Exercise details :: Please write out the material that follows, exactly as it stands.

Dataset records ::

= = = = = = =

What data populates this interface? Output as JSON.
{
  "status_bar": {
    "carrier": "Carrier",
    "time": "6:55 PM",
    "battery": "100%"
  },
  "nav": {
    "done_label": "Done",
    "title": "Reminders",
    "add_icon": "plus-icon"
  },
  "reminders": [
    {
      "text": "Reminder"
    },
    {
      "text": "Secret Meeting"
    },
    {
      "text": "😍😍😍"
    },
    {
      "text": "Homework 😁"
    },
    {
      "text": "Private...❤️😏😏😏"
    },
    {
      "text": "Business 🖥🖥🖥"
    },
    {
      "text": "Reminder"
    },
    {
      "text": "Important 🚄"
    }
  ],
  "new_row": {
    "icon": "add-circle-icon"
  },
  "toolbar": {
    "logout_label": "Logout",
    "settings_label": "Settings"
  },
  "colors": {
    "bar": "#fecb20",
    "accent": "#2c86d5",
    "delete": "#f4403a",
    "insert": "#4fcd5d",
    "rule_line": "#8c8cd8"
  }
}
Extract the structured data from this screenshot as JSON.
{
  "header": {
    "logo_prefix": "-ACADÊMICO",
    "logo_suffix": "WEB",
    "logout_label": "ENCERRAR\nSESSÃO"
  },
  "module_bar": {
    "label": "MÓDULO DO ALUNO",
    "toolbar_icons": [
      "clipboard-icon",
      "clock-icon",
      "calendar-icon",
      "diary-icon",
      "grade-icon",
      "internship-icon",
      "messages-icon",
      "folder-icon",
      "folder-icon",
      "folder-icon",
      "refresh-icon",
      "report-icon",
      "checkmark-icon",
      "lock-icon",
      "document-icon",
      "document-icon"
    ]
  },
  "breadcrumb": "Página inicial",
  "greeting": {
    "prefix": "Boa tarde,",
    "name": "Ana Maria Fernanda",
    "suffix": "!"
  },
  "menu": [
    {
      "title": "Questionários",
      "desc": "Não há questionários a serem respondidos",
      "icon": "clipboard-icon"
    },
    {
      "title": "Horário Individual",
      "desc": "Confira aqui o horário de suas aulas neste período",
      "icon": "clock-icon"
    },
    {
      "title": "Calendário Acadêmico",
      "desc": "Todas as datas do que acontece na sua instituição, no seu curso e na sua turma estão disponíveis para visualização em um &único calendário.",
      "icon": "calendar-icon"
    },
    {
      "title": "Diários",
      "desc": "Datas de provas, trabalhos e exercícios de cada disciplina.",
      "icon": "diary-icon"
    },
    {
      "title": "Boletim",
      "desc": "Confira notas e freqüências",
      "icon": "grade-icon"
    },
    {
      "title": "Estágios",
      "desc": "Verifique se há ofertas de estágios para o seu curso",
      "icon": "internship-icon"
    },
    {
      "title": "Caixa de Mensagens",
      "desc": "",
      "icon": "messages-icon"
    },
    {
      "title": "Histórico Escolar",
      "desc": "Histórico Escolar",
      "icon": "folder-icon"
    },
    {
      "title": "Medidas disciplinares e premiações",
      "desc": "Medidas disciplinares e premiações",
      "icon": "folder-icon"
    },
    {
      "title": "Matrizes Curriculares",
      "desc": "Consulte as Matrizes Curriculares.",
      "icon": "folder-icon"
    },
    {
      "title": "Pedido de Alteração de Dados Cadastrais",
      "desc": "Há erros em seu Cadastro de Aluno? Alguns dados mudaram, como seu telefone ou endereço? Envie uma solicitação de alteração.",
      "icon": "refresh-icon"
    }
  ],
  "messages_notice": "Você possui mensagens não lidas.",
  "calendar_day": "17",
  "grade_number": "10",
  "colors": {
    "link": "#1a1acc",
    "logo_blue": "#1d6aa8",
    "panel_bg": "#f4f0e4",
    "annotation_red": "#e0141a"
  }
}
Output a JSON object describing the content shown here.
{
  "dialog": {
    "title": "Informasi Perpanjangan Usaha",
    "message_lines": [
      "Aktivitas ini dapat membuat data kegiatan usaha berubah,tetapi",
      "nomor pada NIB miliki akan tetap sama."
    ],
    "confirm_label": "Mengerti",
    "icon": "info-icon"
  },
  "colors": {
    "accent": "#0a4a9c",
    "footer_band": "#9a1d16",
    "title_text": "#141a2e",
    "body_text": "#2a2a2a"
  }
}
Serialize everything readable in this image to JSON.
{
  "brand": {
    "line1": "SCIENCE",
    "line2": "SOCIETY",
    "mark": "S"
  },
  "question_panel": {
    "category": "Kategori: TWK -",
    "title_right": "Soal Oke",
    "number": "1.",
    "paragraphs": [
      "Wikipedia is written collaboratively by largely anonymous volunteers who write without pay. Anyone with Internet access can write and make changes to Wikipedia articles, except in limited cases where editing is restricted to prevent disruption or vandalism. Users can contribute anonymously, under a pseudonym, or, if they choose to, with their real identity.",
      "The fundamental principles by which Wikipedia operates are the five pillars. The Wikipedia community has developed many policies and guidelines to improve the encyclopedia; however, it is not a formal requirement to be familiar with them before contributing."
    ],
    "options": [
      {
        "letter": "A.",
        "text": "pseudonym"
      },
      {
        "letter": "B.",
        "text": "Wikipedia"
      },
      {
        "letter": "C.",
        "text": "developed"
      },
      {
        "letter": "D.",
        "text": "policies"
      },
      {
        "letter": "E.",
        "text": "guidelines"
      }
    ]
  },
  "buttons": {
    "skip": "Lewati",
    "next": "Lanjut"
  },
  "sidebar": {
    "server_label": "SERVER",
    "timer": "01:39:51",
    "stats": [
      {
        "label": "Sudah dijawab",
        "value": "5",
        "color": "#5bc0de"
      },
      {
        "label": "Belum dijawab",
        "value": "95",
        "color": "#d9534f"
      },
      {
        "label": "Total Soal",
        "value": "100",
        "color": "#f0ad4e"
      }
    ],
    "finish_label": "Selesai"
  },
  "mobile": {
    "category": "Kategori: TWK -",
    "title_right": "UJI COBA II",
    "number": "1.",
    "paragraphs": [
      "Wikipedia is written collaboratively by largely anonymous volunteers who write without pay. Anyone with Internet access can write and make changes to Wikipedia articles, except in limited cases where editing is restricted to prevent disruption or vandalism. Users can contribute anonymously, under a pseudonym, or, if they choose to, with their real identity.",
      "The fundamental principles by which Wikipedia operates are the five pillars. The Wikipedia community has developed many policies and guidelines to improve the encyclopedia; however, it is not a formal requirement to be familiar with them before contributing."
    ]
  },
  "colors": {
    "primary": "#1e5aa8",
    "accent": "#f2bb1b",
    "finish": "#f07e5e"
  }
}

= = = = = = =

Final result ::
What data populates this interface? Output as JSON.
{
  "status_bar": {
    "carrier": "Carrier",
    "time": "6:55 PM",
    "battery": "100%"
  },
  "nav": {
    "done_label": "Done",
    "title": "Reminders",
    "add_icon": "plus-icon"
  },
  "reminders": [
    {
      "text": "Reminder"
    },
    {
      "text": "Secret Meeting"
    },
    {
      "text": "😍😍😍"
    },
    {
      "text": "Homework 😁"
    },
    {
      "text": "Private...❤️😏😏😏"
    },
    {
      "text": "Business 🖥🖥🖥"
    },
    {
      "text": "Reminder"
    },
    {
      "text": "Important 🚄"
    }
  ],
  "new_row": {
    "icon": "add-circle-icon"
  },
  "toolbar": {
    "logout_label": "Logout",
    "settings_label": "Settings"
  },
  "colors": {
    "bar": "#fecb20",
    "accent": "#2c86d5",
    "delete": "#f4403a",
    "insert": "#4fcd5d",
    "rule_line": "#8c8cd8"
  }
}
Extract the structured data from this screenshot as JSON.
{
  "header": {
    "logo_prefix": "-ACADÊMICO",
    "logo_suffix": "WEB",
    "logout_label": "ENCERRAR\nSESSÃO"
  },
  "module_bar": {
    "label": "MÓDULO DO ALUNO",
    "toolbar_icons": [
      "clipboard-icon",
      "clock-icon",
      "calendar-icon",
      "diary-icon",
      "grade-icon",
      "internship-icon",
      "messages-icon",
      "folder-icon",
      "folder-icon",
      "folder-icon",
      "refresh-icon",
      "report-icon",
      "checkmark-icon",
      "lock-icon",
      "document-icon",
      "document-icon"
    ]
  },
  "breadcrumb": "Página inicial",
  "greeting": {
    "prefix": "Boa tarde,",
    "name": "Ana Maria Fernanda",
    "suffix": "!"
  },
  "menu": [
    {
      "title": "Questionários",
      "desc": "Não há questionários a serem respondidos",
      "icon": "clipboard-icon"
    },
    {
      "title": "Horário Individual",
      "desc": "Confira aqui o horário de suas aulas neste período",
      "icon": "clock-icon"
    },
    {
      "title": "Calendário Acadêmico",
      "desc": "Todas as datas do que acontece na sua instituição, no seu curso e na sua turma estão disponíveis para visualização em um &único calendário.",
      "icon": "calendar-icon"
    },
    {
      "title": "Diários",
      "desc": "Datas de provas, trabalhos e exercícios de cada disciplina.",
      "icon": "diary-icon"
    },
    {
      "title": "Boletim",
      "desc": "Confira notas e freqüências",
      "icon": "grade-icon"
    },
    {
      "title": "Estágios",
      "desc": "Verifique se há ofertas de estágios para o seu curso",
      "icon": "internship-icon"
    },
    {
      "title": "Caixa de Mensagens",
      "desc": "",
      "icon": "messages-icon"
    },
    {
      "title": "Histórico Escolar",
      "desc": "Histórico Escolar",
      "icon": "folder-icon"
    },
    {
      "title": "Medidas disciplinares e premiações",
      "desc": "Medidas disciplinares e premiações",
      "icon": "folder-icon"
    },
    {
      "title": "Matrizes Curriculares",
      "desc": "Consulte as Matrizes Curriculares.",
      "icon": "folder-icon"
    },
    {
      "title": "Pedido de Alteração de Dados Cadastrais",
      "desc": "Há erros em seu Cadastro de Aluno? Alguns dados mudaram, como seu telefone ou endereço? Envie uma solicitação de alteração.",
      "icon": "refresh-icon"
    }
  ],
  "messages_notice": "Você possui mensagens não lidas.",
  "calendar_day": "17",
  "grade_number": "10",
  "colors": {
    "link": "#1a1acc",
    "logo_blue": "#1d6aa8",
    "panel_bg": "#f4f0e4",
    "annotation_red": "#e0141a"
  }
}
Output a JSON object describing the content shown here.
{
  "dialog": {
    "title": "Informasi Perpanjangan Usaha",
    "message_lines": [
      "Aktivitas ini dapat membuat data kegiatan usaha berubah,tetapi",
      "nomor pada NIB miliki akan tetap sama."
    ],
    "confirm_label": "Mengerti",
    "icon": "info-icon"
  },
  "colors": {
    "accent": "#0a4a9c",
    "footer_band": "#9a1d16",
    "title_text": "#141a2e",
    "body_text": "#2a2a2a"
  }
}
Serialize everything readable in this image to JSON.
{
  "brand": {
    "line1": "SCIENCE",
    "line2": "SOCIETY",
    "mark": "S"
  },
  "question_panel": {
    "category": "Kategori: TWK -",
    "title_right": "Soal Oke",
    "number": "1.",
    "paragraphs": [
      "Wikipedia is written collaboratively by largely anonymous volunteers who write without pay. Anyone with Internet access can write and make changes to Wikipedia articles, except in limited cases where editing is restricted to prevent disruption or vandalism. Users can contribute anonymously, under a pseudonym, or, if they choose to, with their real identity.",
      "The fundamental principles by which Wikipedia operates are the five pillars. The Wikipedia community has developed many policies and guidelines to improve the encyclopedia; however, it is not a formal requirement to be familiar with them before contributing."
    ],
    "options": [
      {
        "letter": "A.",
        "text": "pseudonym"
      },
      {
        "letter": "B.",
        "text": "Wikipedia"
      },
      {
        "letter": "C.",
        "text": "developed"
      },
      {
        "letter": "D.",
        "text": "policies"
      },
      {
        "letter": "E.",
        "text": "guidelines"
      }
    ]
  },
  "buttons": {
    "skip": "Lewati",
    "next": "Lanjut"
  },
  "sidebar": {
    "server_label": "SERVER",
    "timer": "01:39:51",
    "stats": [
      {
        "label": "Sudah dijawab",
        "value": "5",
        "color": "#5bc0de"
      },
      {
        "label": "Belum dijawab",
        "value": "95",
        "color": "#d9534f"
      },
      {
        "label": "Total Soal",
        "value": "100",
        "color": "#f0ad4e"
      }
    ],
    "finish_label": "Selesai"
  },
  "mobile": {
    "category": "Kategori: TWK -",
    "title_right": "UJI COBA II",
    "number": "1.",
    "paragraphs": [
      "Wikipedia is written collaboratively by largely anonymous volunteers who write without pay. Anyone with Internet access can write and make changes to Wikipedia articles, except in limited cases where editing is restricted to prevent disruption or vandalism. Users can contribute anonymously, under a pseudonym, or, if they choose to, with their real identity.",
      "The fundamental principles by which Wikipedia operates are the five pillars. The Wikipedia community has developed many policies and guidelines to improve the encyclopedia; however, it is not a formal requirement to be familiar with them before contributing."
    ]
  },
  "colors": {
    "primary": "#1e5aa8",
    "accent": "#f2bb1b",
    "finish": "#f07e5e"
  }
}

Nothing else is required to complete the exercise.